■ **Consigne 1**: Réécris le passage du texte sur les sentiments de malaise qui va de "SECTION III." à "pouvoir qui impose.", en remplaçant "événement" par "incident".

☆ ☆ ☆

Les sentiments de malaise du psychisme, selon N.-V. de Latena, 1844.



SECTION III.

DES DIVERSES IMPRESSIONS PRODUITES SUR UNE ÂME FAIBLE PAR L'APPARENCE OU L'IMMINENCE D'UN DANGER.


Crainte, inquiétude causée par la prévision d'un événement fâcheux, ou gène de l'âme en présence d'un pouvoir qui impose.

La crainte se règle sur la conviction de la grandeur et de l'imminence du danger, ou sur la sévérité de la personne dont on subit l'ascendant.

Appréhension, idée d'un danger encore incertain.

L'intelligence qui a conçu des motifs d'appréhension, cherche les moyens d'en détourner la cause, et conserve ordinairement assez de calme pour les trouver.

Alarme, émotion excitée par l'approche subite d'un péril réel, ou par un péril imaginaire.

L'alarme, effet de la surprise, laisse peu d'empire à la réflexion, et s'abandonne à des démonstrations qui la propagent.

Peur, défaillance de l'âme, à l'aspect, ou à la seule pensée d'un danger, sentiment intime que l'amour-propre parvient souvent à cacher ; mais qui n'en fait pas moins battre le cœur et chanceler la raison.

☆ ☆ ☆

■ **Consigne 2**: Recopie à l'identique les lignes des entrées, de la ligne qui contient "596, 1204, 632]" à celle qui contient "471, 1240, 473]", ces deux lignes comprises.

☆ ☆ ☆

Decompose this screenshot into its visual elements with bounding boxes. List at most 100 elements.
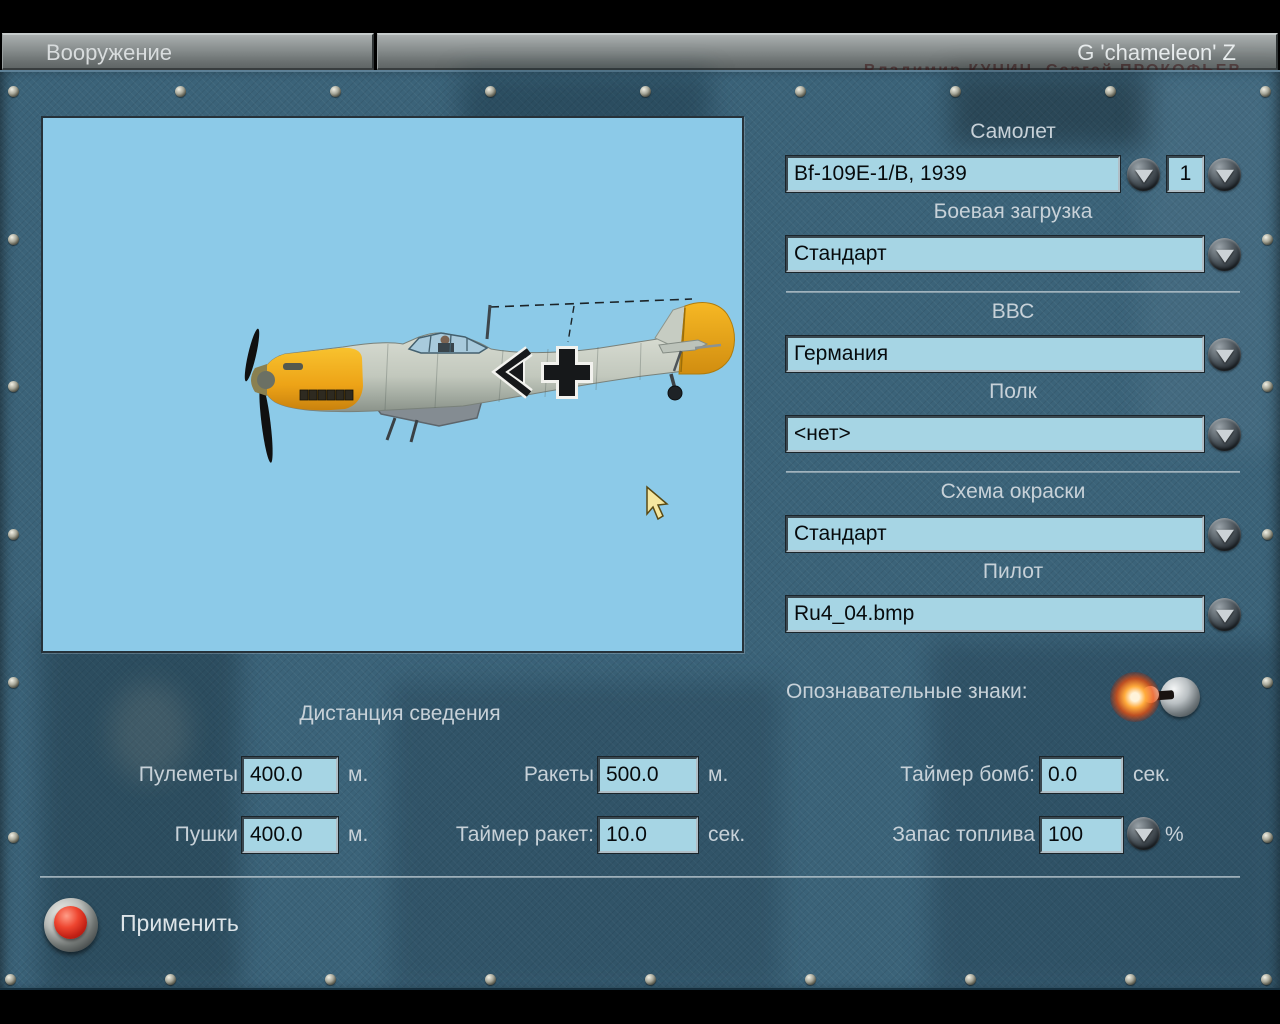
pilot-skin-select[interactable]: Ru4_04.bmp	[786, 596, 1204, 632]
machineguns-field[interactable]: 400.0	[242, 757, 338, 793]
screw-icon	[1262, 529, 1273, 540]
skin-select-value: Стандарт	[794, 522, 887, 545]
mouse-cursor-icon	[646, 485, 669, 521]
convergence-title: Дистанция сведения	[299, 702, 501, 725]
section-divider	[786, 471, 1240, 473]
rocket-timer-value: 10.0	[606, 823, 647, 846]
section-divider	[786, 291, 1240, 293]
markings-label: Опознавательные знаки:	[786, 680, 1028, 703]
skin-select[interactable]: Стандарт	[786, 516, 1204, 552]
screw-icon	[330, 86, 341, 97]
skin-section-label: Схема окраски	[940, 480, 1086, 503]
footer-divider	[40, 876, 1240, 878]
bomb-timer-unit: сек.	[1133, 763, 1171, 786]
machineguns-unit: м.	[348, 763, 369, 786]
arrow-down-icon	[1134, 169, 1153, 183]
fuel-unit: %	[1165, 823, 1184, 846]
airforce-section-label: ВВС	[991, 300, 1035, 323]
screw-icon	[1260, 86, 1271, 97]
rockets-value: 500.0	[606, 763, 659, 786]
arrow-down-icon	[1215, 249, 1234, 263]
aircraft-select[interactable]: Bf-109E-1/B, 1939	[786, 156, 1120, 192]
bottom-black-strip	[0, 990, 1280, 1024]
screw-icon	[965, 974, 976, 985]
screw-icon	[165, 974, 176, 985]
aircraft-preview[interactable]	[41, 116, 744, 653]
pilot-dropdown-button[interactable]	[1208, 598, 1241, 631]
regiment-dropdown-button[interactable]	[1208, 418, 1241, 451]
screw-icon	[485, 86, 496, 97]
rocket-timer-field[interactable]: 10.0	[598, 817, 698, 853]
screw-icon	[325, 974, 336, 985]
arrow-down-icon	[1215, 529, 1234, 543]
fuel-value: 100	[1048, 823, 1084, 846]
cannons-unit: м.	[348, 823, 369, 846]
loadout-dropdown-button[interactable]	[1208, 238, 1241, 271]
screw-icon	[8, 234, 19, 245]
rockets-label: Ракеты	[523, 763, 594, 786]
screw-icon	[1262, 677, 1273, 688]
screw-icon	[795, 86, 806, 97]
airforce-dropdown-button[interactable]	[1208, 338, 1241, 371]
bomb-timer-label: Таймер бомб:	[900, 763, 1035, 786]
apply-button-red-cap-icon	[54, 906, 87, 939]
pilot-skin-select-value: Ru4_04.bmp	[794, 602, 915, 625]
loadout-section-label: Боевая загрузка	[933, 200, 1093, 223]
screw-icon	[1262, 832, 1273, 843]
tab-armament[interactable]: Вооружение	[2, 33, 374, 70]
airforce-select-value: Германия	[794, 342, 889, 365]
screw-icon	[8, 529, 19, 540]
fuel-label: Запас топлива	[892, 823, 1035, 846]
airforce-select[interactable]: Германия	[786, 336, 1204, 372]
fuel-dropdown-button[interactable]	[1127, 817, 1160, 850]
screw-icon	[1262, 381, 1273, 392]
aircraft-count-field[interactable]: 1	[1167, 156, 1204, 192]
bomb-timer-field[interactable]: 0.0	[1040, 757, 1123, 793]
rockets-unit: м.	[708, 763, 729, 786]
aircraft-section-label: Самолет	[970, 120, 1056, 143]
aircraft-select-value: Bf-109E-1/B, 1939	[794, 162, 967, 185]
rockets-field[interactable]: 500.0	[598, 757, 698, 793]
screw-icon	[1261, 974, 1272, 985]
main-panel: Самолет Bf-109E-1/B, 1939 1 Боевая загру…	[0, 70, 1280, 992]
screw-icon	[8, 677, 19, 688]
screw-icon	[645, 974, 656, 985]
tab-armament-label: Вооружение	[46, 40, 173, 65]
screw-icon	[805, 974, 816, 985]
aircraft-count-value: 1	[1179, 162, 1192, 185]
arrow-down-icon	[1215, 609, 1234, 623]
arrow-down-icon	[1215, 169, 1234, 183]
loadout-select-value: Стандарт	[794, 242, 887, 265]
cannons-value: 400.0	[250, 823, 303, 846]
screw-icon	[5, 974, 16, 985]
screw-icon	[485, 974, 496, 985]
screw-icon	[8, 86, 19, 97]
machineguns-value: 400.0	[250, 763, 303, 786]
rocket-timer-unit: сек.	[708, 823, 746, 846]
screw-icon	[1262, 234, 1273, 245]
aircraft-count-dropdown-button[interactable]	[1208, 158, 1241, 191]
cannons-label: Пушки	[174, 823, 238, 846]
fuel-field[interactable]: 100	[1040, 817, 1123, 853]
markings-toggle-knob	[1142, 686, 1159, 703]
skin-dropdown-button[interactable]	[1208, 518, 1241, 551]
loadout-select[interactable]: Стандарт	[786, 236, 1204, 272]
cannons-field[interactable]: 400.0	[242, 817, 338, 853]
apply-label: Применить	[120, 910, 239, 936]
rocket-timer-label: Таймер ракет:	[455, 823, 594, 846]
armament-screen: Вооружение G 'chameleon' Z Владимир КУНИ…	[0, 0, 1280, 1024]
arrow-down-icon	[1215, 349, 1234, 363]
screw-icon	[175, 86, 186, 97]
screw-icon	[8, 381, 19, 392]
apply-button[interactable]	[44, 898, 98, 952]
screw-icon	[1125, 974, 1136, 985]
aircraft-render	[244, 298, 735, 521]
aircraft-dropdown-button[interactable]	[1127, 158, 1160, 191]
screw-icon	[950, 86, 961, 97]
regiment-section-label: Полк	[989, 380, 1037, 403]
pilot-section-label: Пилот	[982, 560, 1044, 583]
screw-icon	[640, 86, 651, 97]
regiment-select[interactable]: <нет>	[786, 416, 1204, 452]
arrow-down-icon	[1134, 828, 1153, 842]
screw-icon	[1105, 86, 1116, 97]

☆ ☆ ☆

■ **Réponse attendue 1**:
SECTION III.

DES DIVERSES IMPRESSIONS PRODUITES SUR UNE ÂME FAIBLE PAR L'APPARENCE OU L'IMMINENCE D'UN DANGER.


Crainte, inquiétude causée par la prévision d'un incident fâcheux, ou gène de l'âme en présence d'un pouvoir qui impose.

■ **Réponse attendue 2**:
pilot-skin-select[interactable]: Ru4_04.bmp	[786, 596, 1204, 632]
machineguns-field[interactable]: 400.0	[242, 757, 338, 793]
screw-icon	[1262, 529, 1273, 540]
skin-select-value: Стандарт	[794, 522, 887, 545]
mouse-cursor-icon	[646, 485, 669, 521]
convergence-title: Дистанция сведения	[299, 702, 501, 725]
section-divider	[786, 471, 1240, 473]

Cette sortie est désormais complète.